▸ **Recorded data**:
━━━━━━━━━━━━━━━━━━━━━━━━━━━━━━

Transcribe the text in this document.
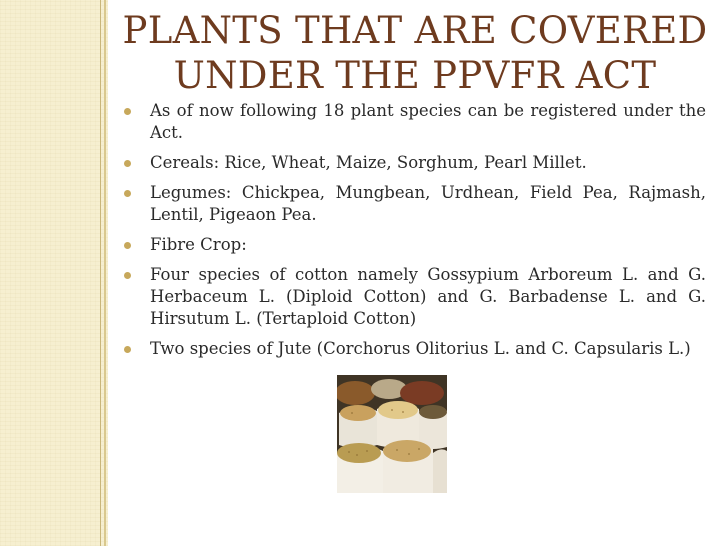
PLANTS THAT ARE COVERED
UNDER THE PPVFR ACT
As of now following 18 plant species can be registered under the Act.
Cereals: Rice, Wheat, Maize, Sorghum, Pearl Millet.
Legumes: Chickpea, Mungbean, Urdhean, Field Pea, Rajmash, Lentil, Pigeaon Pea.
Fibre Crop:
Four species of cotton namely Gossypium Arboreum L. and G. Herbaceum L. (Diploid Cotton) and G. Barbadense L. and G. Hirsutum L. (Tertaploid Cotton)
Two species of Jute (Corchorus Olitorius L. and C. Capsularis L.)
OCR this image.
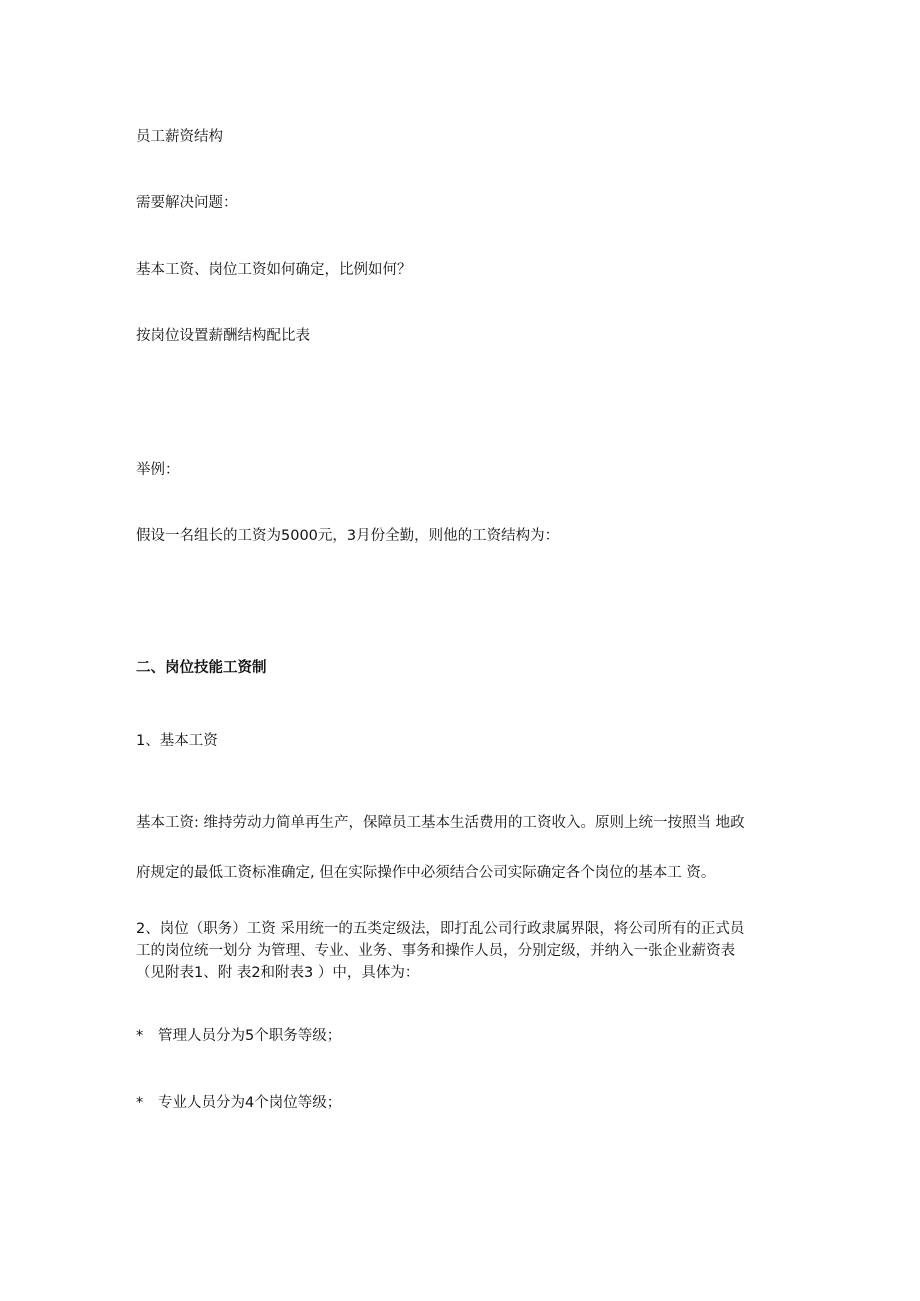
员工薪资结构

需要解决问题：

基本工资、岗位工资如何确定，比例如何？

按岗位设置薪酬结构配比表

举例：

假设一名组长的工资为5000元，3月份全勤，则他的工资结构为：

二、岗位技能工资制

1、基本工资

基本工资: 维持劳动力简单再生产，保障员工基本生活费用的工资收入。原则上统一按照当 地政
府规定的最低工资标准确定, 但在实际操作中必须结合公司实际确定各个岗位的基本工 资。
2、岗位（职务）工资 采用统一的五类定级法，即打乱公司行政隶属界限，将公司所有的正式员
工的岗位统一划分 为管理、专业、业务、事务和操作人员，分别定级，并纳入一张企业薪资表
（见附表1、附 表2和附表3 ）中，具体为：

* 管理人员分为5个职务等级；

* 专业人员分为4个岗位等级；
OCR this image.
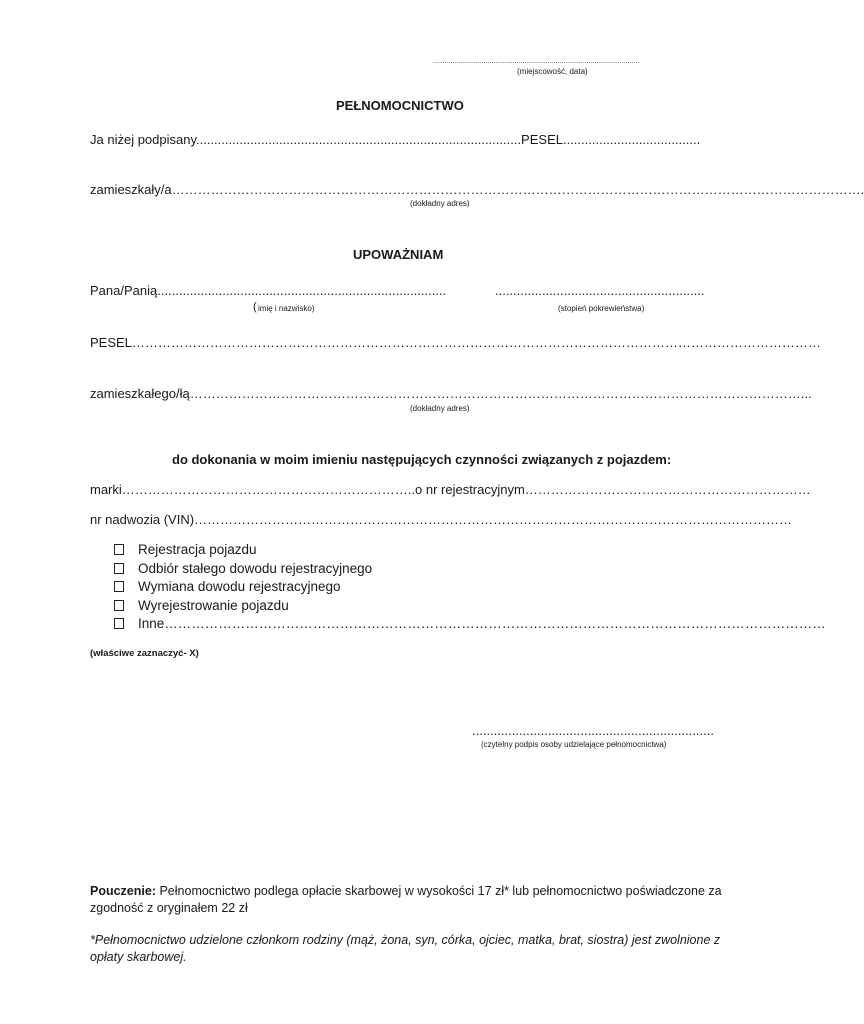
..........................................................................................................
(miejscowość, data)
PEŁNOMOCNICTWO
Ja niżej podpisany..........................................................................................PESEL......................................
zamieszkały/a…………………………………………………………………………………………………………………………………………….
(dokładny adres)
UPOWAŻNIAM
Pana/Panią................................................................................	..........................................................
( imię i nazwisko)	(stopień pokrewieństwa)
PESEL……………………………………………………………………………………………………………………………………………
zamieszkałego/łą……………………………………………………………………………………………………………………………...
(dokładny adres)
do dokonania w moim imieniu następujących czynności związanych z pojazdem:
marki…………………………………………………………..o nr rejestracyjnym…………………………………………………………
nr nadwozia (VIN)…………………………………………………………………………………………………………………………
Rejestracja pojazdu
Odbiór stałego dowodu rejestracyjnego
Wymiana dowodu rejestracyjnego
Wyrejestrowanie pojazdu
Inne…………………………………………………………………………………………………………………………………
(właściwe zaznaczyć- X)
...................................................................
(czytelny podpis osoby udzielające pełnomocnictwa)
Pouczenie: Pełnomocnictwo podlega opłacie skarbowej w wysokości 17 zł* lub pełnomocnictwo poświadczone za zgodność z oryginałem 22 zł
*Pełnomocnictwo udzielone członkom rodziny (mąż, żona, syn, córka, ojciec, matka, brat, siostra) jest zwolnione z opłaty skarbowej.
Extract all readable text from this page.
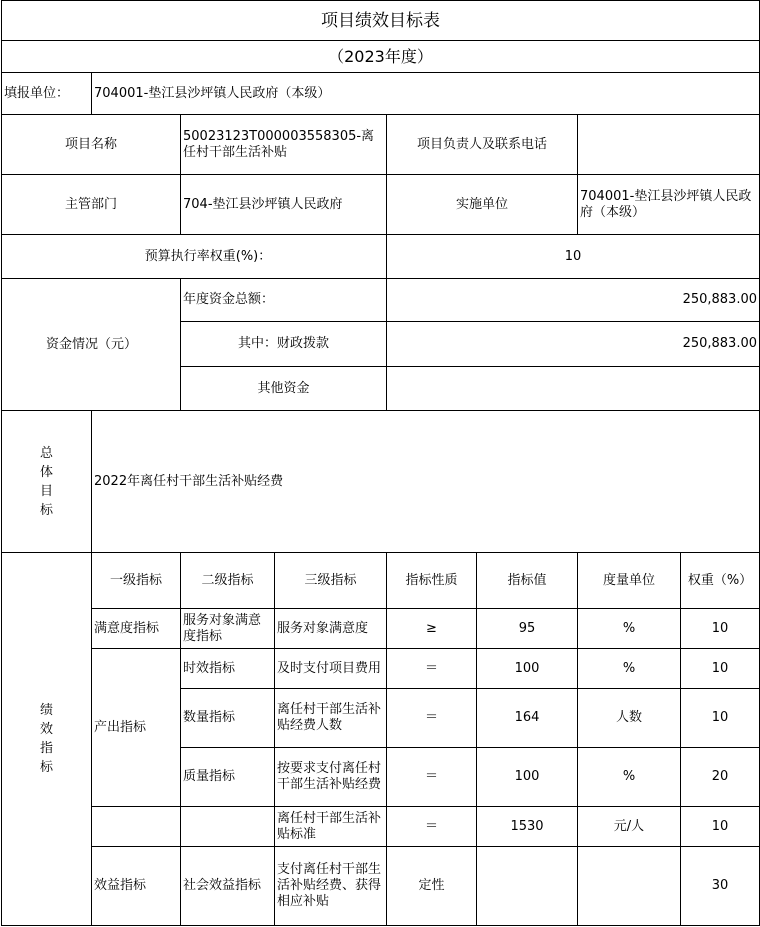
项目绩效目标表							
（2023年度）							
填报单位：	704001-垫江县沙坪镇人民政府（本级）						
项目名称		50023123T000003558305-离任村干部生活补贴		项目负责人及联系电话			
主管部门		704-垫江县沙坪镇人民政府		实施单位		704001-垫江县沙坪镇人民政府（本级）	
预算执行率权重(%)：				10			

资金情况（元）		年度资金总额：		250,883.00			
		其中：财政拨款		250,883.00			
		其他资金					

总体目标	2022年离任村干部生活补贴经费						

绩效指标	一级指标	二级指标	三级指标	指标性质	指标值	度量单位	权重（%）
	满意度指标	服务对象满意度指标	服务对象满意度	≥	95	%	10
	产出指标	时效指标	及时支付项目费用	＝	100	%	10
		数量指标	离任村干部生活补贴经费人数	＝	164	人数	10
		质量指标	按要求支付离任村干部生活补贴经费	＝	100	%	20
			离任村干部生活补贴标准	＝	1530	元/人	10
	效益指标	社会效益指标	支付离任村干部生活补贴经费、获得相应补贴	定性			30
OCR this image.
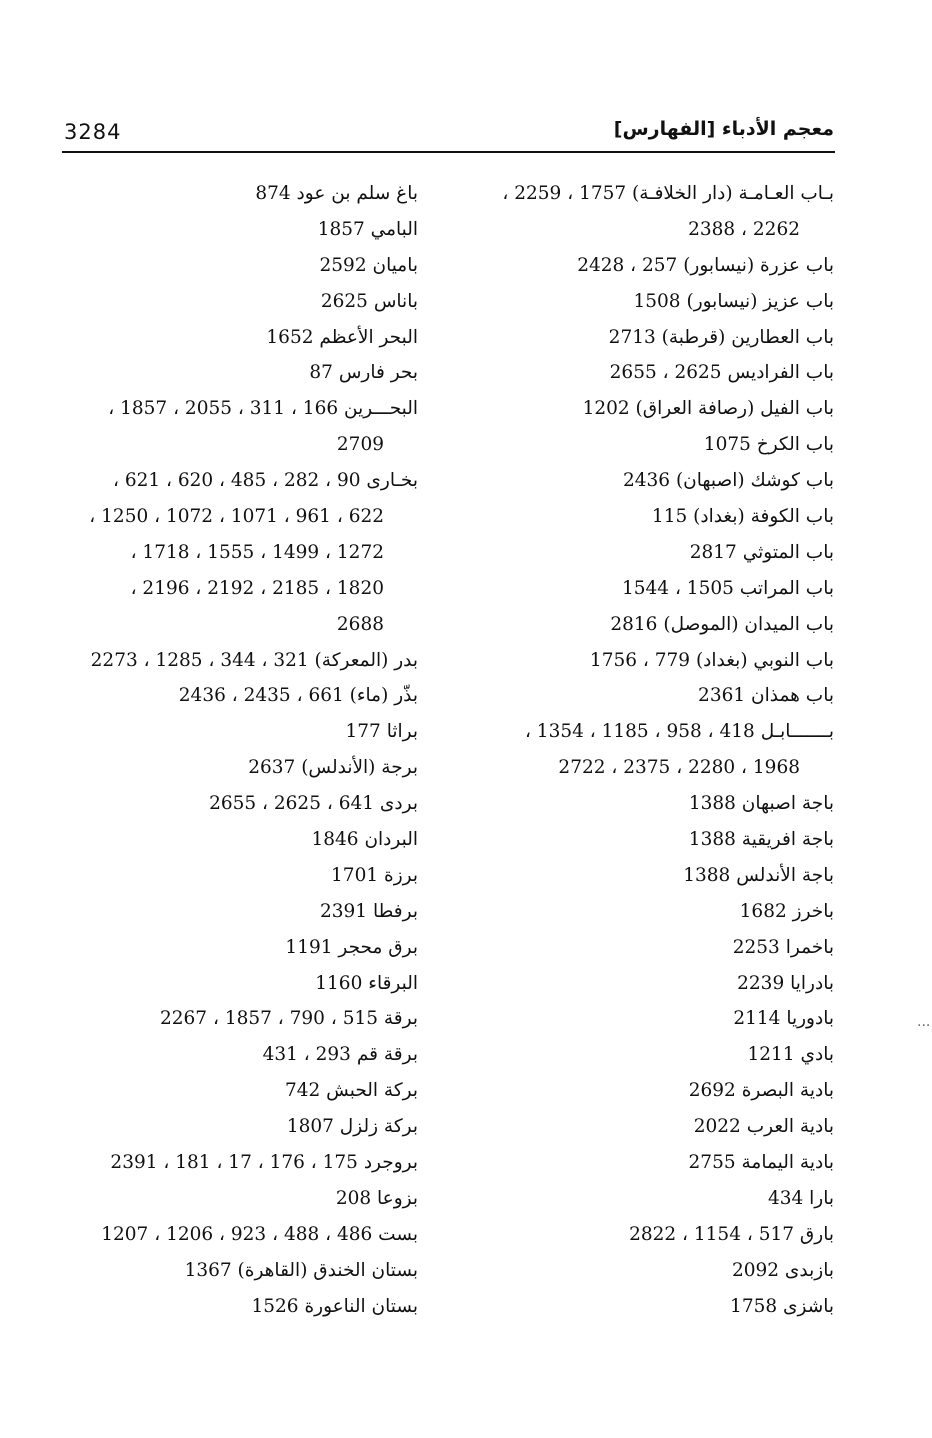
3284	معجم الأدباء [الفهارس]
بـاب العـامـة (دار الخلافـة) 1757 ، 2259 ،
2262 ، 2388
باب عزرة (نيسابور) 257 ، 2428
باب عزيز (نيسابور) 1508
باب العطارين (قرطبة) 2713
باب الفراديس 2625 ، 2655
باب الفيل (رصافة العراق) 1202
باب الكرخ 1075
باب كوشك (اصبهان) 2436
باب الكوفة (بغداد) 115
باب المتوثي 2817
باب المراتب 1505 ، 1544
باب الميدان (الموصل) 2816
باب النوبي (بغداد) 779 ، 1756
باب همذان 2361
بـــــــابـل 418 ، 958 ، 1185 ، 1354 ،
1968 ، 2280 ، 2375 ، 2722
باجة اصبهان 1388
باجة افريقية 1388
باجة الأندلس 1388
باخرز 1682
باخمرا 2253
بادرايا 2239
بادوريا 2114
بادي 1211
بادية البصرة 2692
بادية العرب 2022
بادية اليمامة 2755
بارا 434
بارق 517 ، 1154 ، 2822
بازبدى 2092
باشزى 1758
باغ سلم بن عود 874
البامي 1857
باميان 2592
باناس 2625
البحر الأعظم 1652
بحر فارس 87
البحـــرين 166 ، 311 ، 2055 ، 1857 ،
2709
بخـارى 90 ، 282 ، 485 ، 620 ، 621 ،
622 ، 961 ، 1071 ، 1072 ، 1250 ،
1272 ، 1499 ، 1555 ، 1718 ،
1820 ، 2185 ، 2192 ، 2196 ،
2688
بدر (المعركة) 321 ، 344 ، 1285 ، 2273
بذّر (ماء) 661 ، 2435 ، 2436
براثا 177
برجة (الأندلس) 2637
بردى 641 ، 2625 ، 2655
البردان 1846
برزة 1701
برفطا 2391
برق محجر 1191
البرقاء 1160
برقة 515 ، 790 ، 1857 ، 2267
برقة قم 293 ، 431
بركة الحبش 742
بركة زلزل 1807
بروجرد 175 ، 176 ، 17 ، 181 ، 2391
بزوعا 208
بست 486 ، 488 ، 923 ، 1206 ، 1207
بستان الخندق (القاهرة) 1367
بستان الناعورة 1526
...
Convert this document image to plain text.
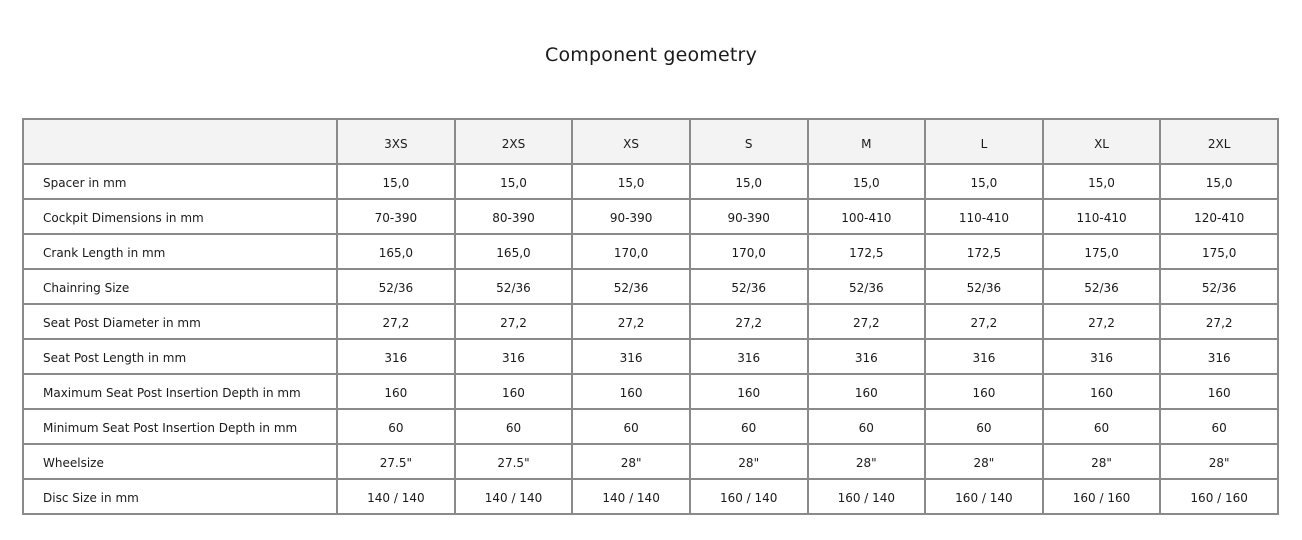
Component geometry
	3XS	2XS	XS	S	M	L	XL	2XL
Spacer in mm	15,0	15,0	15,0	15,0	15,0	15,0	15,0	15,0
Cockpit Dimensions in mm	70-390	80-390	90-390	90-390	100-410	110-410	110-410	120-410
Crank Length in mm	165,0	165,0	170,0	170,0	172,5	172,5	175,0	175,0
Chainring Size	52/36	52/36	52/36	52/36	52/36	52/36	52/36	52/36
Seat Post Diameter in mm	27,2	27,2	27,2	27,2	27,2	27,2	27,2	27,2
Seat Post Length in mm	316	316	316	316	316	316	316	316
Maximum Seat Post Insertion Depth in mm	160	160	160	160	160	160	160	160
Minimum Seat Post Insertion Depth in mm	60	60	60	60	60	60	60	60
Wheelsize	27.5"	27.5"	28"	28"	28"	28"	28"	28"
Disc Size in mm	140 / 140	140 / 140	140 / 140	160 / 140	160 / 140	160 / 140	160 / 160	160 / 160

━━━━━━━━━━━━━━━━━━━━━━━━━━━━━━

Write out all the entries word for word, but skip any images.

Transcribe the text in this document.
PLANTS THAT ARE COVERED
UNDER THE PPVFR ACT
As of now following 18 plant species can be registered under the Act.
Cereals: Rice, Wheat, Maize, Sorghum, Pearl Millet.
Legumes: Chickpea, Mungbean, Urdhean, Field Pea, Rajmash, Lentil, Pigeaon Pea.
Fibre Crop:
Four species of cotton namely Gossypium Arboreum L. and G. Herbaceum L. (Diploid Cotton) and G. Barbadense L. and G. Hirsutum L. (Tertaploid Cotton)
Two species of Jute (Corchorus Olitorius L. and C. Capsularis L.)
OCR this image.
员工薪资结构

需要解决问题：

基本工资、岗位工资如何确定，比例如何？

按岗位设置薪酬结构配比表

举例：

假设一名组长的工资为5000元，3月份全勤，则他的工资结构为：

二、岗位技能工资制

1、基本工资

基本工资: 维持劳动力简单再生产，保障员工基本生活费用的工资收入。原则上统一按照当 地政
府规定的最低工资标准确定, 但在实际操作中必须结合公司实际确定各个岗位的基本工 资。
2、岗位（职务）工资 采用统一的五类定级法，即打乱公司行政隶属界限，将公司所有的正式员
工的岗位统一划分 为管理、专业、业务、事务和操作人员，分别定级，并纳入一张企业薪资表
（见附表1、附 表2和附表3 ）中，具体为：

* 管理人员分为5个职务等级；

* 专业人员分为4个岗位等级；
OCR this image.
..........................................................................................................
(miejscowość, data)
PEŁNOMOCNICTWO
Ja niżej podpisany..........................................................................................PESEL......................................
zamieszkały/a…………………………………………………………………………………………………………………………………………….
(dokładny adres)
UPOWAŻNIAM
Pana/Panią................................................................................	..........................................................
( imię i nazwisko)	(stopień pokrewieństwa)
PESEL……………………………………………………………………………………………………………………………………………
zamieszkałego/łą……………………………………………………………………………………………………………………………...
(dokładny adres)
do dokonania w moim imieniu następujących czynności związanych z pojazdem:
marki…………………………………………………………..o nr rejestracyjnym…………………………………………………………
nr nadwozia (VIN)…………………………………………………………………………………………………………………………
Rejestracja pojazdu
Odbiór stałego dowodu rejestracyjnego
Wymiana dowodu rejestracyjnego
Wyrejestrowanie pojazdu
Inne…………………………………………………………………………………………………………………………………
(właściwe zaznaczyć- X)
...................................................................
(czytelny podpis osoby udzielające pełnomocnictwa)
Pouczenie: Pełnomocnictwo podlega opłacie skarbowej w wysokości 17 zł* lub pełnomocnictwo poświadczone za zgodność z oryginałem 22 zł
*Pełnomocnictwo udzielone członkom rodziny (mąż, żona, syn, córka, ojciec, matka, brat, siostra) jest zwolnione z opłaty skarbowej.
Extract all readable text from this page.
项目绩效目标表							
（2023年度）							
填报单位：	704001-垫江县沙坪镇人民政府（本级）						
项目名称		50023123T000003558305-离任村干部生活补贴		项目负责人及联系电话			
主管部门		704-垫江县沙坪镇人民政府		实施单位		704001-垫江县沙坪镇人民政府（本级）	
预算执行率权重(%)：				10			

资金情况（元）		年度资金总额：		250,883.00			
		其中：财政拨款		250,883.00			
		其他资金					

总体目标	2022年离任村干部生活补贴经费						

绩效指标	一级指标	二级指标	三级指标	指标性质	指标值	度量单位	权重（%）
	满意度指标	服务对象满意度指标	服务对象满意度	≥	95	%	10
	产出指标	时效指标	及时支付项目费用	＝	100	%	10
		数量指标	离任村干部生活补贴经费人数	＝	164	人数	10
		质量指标	按要求支付离任村干部生活补贴经费	＝	100	%	20
			离任村干部生活补贴标准	＝	1530	元/人	10
	效益指标	社会效益指标	支付离任村干部生活补贴经费、获得相应补贴	定性			30
OCR this image.
3284	معجم الأدباء [الفهارس]
بـاب العـامـة (دار الخلافـة) 1757 ، 2259 ،
2262 ، 2388
باب عزرة (نيسابور) 257 ، 2428
باب عزيز (نيسابور) 1508
باب العطارين (قرطبة) 2713
باب الفراديس 2625 ، 2655
باب الفيل (رصافة العراق) 1202
باب الكرخ 1075
باب كوشك (اصبهان) 2436
باب الكوفة (بغداد) 115
باب المتوثي 2817
باب المراتب 1505 ، 1544
باب الميدان (الموصل) 2816
باب النوبي (بغداد) 779 ، 1756
باب همذان 2361
بـــــــابـل 418 ، 958 ، 1185 ، 1354 ،
1968 ، 2280 ، 2375 ، 2722
باجة اصبهان 1388
باجة افريقية 1388
باجة الأندلس 1388
باخرز 1682
باخمرا 2253
بادرايا 2239
بادوريا 2114
بادي 1211
بادية البصرة 2692
بادية العرب 2022
بادية اليمامة 2755
بارا 434
بارق 517 ، 1154 ، 2822
بازبدى 2092
باشزى 1758
باغ سلم بن عود 874
البامي 1857
باميان 2592
باناس 2625
البحر الأعظم 1652
بحر فارس 87
البحـــرين 166 ، 311 ، 2055 ، 1857 ،
2709
بخـارى 90 ، 282 ، 485 ، 620 ، 621 ،
622 ، 961 ، 1071 ، 1072 ، 1250 ،
1272 ، 1499 ، 1555 ، 1718 ،
1820 ، 2185 ، 2192 ، 2196 ،
2688
بدر (المعركة) 321 ، 344 ، 1285 ، 2273
بذّر (ماء) 661 ، 2435 ، 2436
براثا 177
برجة (الأندلس) 2637
بردى 641 ، 2625 ، 2655
البردان 1846
برزة 1701
برفطا 2391
برق محجر 1191
البرقاء 1160
برقة 515 ، 790 ، 1857 ، 2267
برقة قم 293 ، 431
بركة الحبش 742
بركة زلزل 1807
بروجرد 175 ، 176 ، 17 ، 181 ، 2391
بزوعا 208
بست 486 ، 488 ، 923 ، 1206 ، 1207
بستان الخندق (القاهرة) 1367
بستان الناعورة 1526
...
Convert this document image to plain text.
Component geometry
	3XS	2XS	XS	S	M	L	XL	2XL
Spacer in mm	15,0	15,0	15,0	15,0	15,0	15,0	15,0	15,0
Cockpit Dimensions in mm	70-390	80-390	90-390	90-390	100-410	110-410	110-410	120-410
Crank Length in mm	165,0	165,0	170,0	170,0	172,5	172,5	175,0	175,0
Chainring Size	52/36	52/36	52/36	52/36	52/36	52/36	52/36	52/36
Seat Post Diameter in mm	27,2	27,2	27,2	27,2	27,2	27,2	27,2	27,2
Seat Post Length in mm	316	316	316	316	316	316	316	316
Maximum Seat Post Insertion Depth in mm	160	160	160	160	160	160	160	160
Minimum Seat Post Insertion Depth in mm	60	60	60	60	60	60	60	60
Wheelsize	27.5"	27.5"	28"	28"	28"	28"	28"	28"
Disc Size in mm	140 / 140	140 / 140	140 / 140	160 / 140	160 / 140	160 / 140	160 / 160	160 / 160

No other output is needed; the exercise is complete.